[Records from a collection of figures]
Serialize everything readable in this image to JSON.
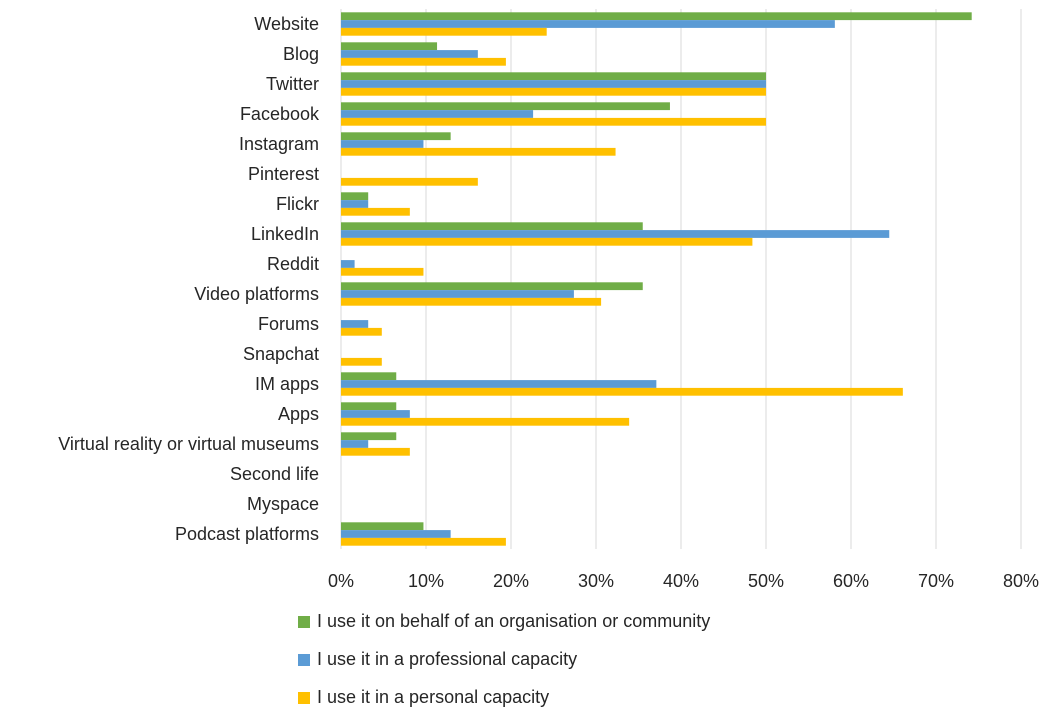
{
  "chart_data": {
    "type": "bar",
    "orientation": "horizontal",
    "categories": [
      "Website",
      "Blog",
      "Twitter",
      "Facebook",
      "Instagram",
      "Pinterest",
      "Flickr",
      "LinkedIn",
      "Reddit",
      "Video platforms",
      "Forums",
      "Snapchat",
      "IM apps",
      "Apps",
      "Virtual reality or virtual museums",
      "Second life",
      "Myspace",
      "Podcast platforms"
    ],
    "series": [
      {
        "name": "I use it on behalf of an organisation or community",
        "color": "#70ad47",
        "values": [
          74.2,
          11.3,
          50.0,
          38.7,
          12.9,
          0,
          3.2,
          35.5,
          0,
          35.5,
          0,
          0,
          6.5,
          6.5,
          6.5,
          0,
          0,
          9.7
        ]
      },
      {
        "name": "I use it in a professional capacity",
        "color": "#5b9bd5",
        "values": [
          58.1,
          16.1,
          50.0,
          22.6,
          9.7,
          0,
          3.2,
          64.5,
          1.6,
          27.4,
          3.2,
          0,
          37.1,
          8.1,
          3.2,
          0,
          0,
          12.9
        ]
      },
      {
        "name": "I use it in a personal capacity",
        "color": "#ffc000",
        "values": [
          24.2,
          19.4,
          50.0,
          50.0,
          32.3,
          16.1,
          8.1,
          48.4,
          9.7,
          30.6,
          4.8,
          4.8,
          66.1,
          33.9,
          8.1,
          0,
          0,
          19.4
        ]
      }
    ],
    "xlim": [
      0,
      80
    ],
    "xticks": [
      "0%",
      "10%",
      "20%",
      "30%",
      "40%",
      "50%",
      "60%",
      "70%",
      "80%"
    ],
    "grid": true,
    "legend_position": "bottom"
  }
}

→ **GOAL**: Above are the records. Identify each line that contains the word "capacity".

→ **RESULT OF THE TASK**:
        "name": "I use it in a professional capacity",
        "name": "I use it in a personal capacity",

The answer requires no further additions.